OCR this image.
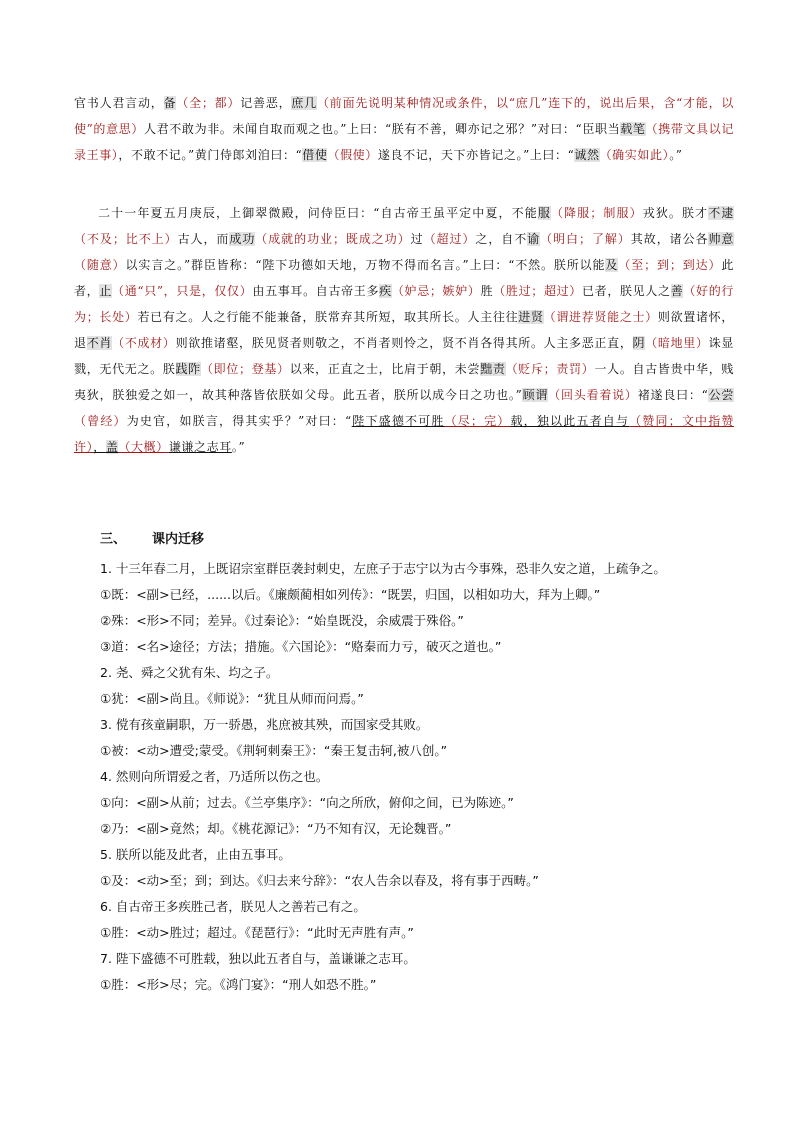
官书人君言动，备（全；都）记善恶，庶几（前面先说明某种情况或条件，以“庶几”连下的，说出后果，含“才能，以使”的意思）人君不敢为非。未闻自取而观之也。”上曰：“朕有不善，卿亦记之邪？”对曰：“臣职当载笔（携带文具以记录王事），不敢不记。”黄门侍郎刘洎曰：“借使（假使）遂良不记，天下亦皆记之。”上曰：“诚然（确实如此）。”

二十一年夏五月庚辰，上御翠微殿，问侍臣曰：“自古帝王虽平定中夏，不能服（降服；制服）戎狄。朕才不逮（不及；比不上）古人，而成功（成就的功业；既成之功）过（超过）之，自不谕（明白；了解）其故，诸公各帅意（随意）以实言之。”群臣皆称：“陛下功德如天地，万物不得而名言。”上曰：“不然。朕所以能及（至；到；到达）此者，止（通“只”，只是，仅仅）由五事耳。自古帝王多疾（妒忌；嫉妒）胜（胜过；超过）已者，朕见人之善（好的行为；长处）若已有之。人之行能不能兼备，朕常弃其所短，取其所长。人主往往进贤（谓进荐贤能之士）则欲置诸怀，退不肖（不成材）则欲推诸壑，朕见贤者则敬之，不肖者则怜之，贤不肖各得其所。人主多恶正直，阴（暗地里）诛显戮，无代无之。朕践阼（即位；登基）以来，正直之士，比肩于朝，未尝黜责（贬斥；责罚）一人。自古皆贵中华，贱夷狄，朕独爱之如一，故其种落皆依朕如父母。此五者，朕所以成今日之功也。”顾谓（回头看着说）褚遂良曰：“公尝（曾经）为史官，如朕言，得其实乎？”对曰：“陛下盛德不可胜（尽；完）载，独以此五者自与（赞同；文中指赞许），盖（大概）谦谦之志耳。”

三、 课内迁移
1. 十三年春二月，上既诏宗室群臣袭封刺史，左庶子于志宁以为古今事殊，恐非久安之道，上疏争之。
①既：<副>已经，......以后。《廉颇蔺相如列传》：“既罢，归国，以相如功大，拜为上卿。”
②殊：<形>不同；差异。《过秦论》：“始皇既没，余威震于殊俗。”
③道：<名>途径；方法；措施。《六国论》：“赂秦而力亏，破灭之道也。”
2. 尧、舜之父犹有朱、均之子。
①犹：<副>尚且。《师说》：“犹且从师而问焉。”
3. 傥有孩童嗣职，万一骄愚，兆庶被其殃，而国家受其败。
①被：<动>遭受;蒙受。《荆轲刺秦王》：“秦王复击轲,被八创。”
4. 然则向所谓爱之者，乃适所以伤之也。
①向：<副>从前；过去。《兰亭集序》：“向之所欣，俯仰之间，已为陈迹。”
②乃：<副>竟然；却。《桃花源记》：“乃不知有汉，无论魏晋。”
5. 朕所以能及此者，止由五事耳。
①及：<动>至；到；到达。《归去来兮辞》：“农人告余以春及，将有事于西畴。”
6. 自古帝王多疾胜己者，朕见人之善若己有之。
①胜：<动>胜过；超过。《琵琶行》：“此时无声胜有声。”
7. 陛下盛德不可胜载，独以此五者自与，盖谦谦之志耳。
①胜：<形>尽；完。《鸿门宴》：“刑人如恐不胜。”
———
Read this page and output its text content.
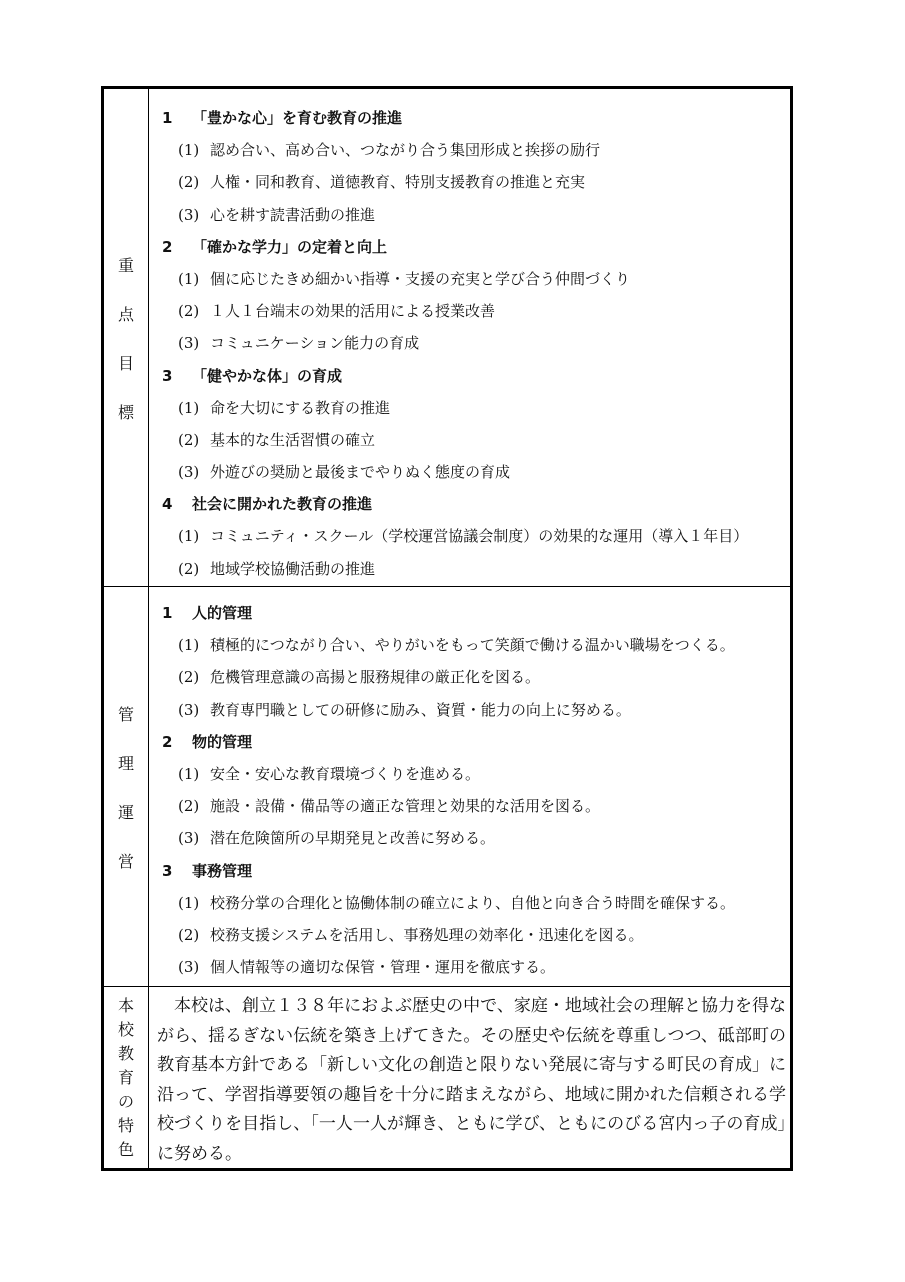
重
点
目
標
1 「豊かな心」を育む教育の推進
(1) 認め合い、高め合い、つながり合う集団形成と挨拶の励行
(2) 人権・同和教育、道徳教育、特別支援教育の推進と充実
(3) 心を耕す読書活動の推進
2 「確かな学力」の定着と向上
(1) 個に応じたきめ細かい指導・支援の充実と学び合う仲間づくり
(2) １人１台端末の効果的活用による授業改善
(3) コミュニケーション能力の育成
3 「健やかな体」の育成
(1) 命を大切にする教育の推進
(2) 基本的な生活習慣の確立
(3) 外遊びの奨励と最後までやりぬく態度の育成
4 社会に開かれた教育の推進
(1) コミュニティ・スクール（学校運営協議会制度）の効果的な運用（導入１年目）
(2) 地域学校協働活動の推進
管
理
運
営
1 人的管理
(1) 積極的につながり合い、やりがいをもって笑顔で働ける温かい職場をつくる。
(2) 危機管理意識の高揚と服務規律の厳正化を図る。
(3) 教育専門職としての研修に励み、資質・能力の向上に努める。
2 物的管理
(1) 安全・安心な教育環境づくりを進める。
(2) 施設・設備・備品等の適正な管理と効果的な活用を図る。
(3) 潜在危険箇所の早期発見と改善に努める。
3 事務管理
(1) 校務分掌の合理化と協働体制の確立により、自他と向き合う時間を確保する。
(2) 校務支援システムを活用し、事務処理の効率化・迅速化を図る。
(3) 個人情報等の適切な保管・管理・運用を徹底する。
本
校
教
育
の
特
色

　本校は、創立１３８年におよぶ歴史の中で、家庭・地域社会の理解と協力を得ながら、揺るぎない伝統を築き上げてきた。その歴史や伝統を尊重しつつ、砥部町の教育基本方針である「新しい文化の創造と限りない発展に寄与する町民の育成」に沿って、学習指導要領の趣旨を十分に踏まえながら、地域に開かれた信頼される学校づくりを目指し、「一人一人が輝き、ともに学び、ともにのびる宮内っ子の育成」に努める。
———
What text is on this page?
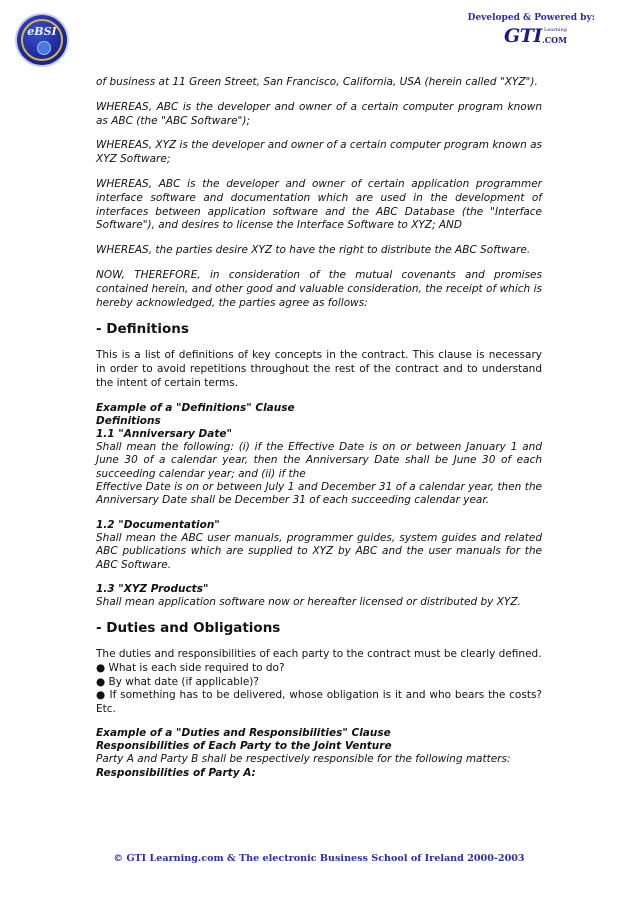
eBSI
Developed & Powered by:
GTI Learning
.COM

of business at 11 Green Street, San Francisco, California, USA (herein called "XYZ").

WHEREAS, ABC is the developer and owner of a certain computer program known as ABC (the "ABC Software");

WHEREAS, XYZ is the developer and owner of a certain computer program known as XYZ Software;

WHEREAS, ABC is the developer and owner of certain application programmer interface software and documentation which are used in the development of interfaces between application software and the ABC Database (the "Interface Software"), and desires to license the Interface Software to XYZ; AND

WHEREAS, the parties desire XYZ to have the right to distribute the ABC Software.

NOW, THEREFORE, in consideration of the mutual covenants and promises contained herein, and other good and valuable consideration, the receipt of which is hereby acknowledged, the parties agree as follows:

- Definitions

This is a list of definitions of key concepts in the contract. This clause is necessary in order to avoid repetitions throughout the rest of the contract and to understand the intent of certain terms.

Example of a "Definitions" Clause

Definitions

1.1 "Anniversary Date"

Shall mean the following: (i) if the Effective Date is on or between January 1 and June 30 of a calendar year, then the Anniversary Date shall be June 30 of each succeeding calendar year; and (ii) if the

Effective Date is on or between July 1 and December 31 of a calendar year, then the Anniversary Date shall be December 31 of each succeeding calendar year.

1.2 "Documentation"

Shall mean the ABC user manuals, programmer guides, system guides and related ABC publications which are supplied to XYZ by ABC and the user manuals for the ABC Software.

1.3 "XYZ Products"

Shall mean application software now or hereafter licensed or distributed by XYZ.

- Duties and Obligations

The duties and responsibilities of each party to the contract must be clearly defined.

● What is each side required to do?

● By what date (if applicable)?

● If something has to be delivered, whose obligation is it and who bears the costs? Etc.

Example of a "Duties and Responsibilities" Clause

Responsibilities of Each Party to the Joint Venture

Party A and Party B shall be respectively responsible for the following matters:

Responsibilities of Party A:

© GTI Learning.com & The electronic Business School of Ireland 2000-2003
———
**Stated problem**
Pick each line holding the word "parties" out of the data and copy it.

**Task output**
WHEREAS, the parties desire XYZ to have the right to distribute the ABC Software.
NOW, THEREFORE, in consideration of the mutual covenants and promises contained herein, and other good and valuable consideration, the receipt of which is hereby acknowledged, the parties agree as follows:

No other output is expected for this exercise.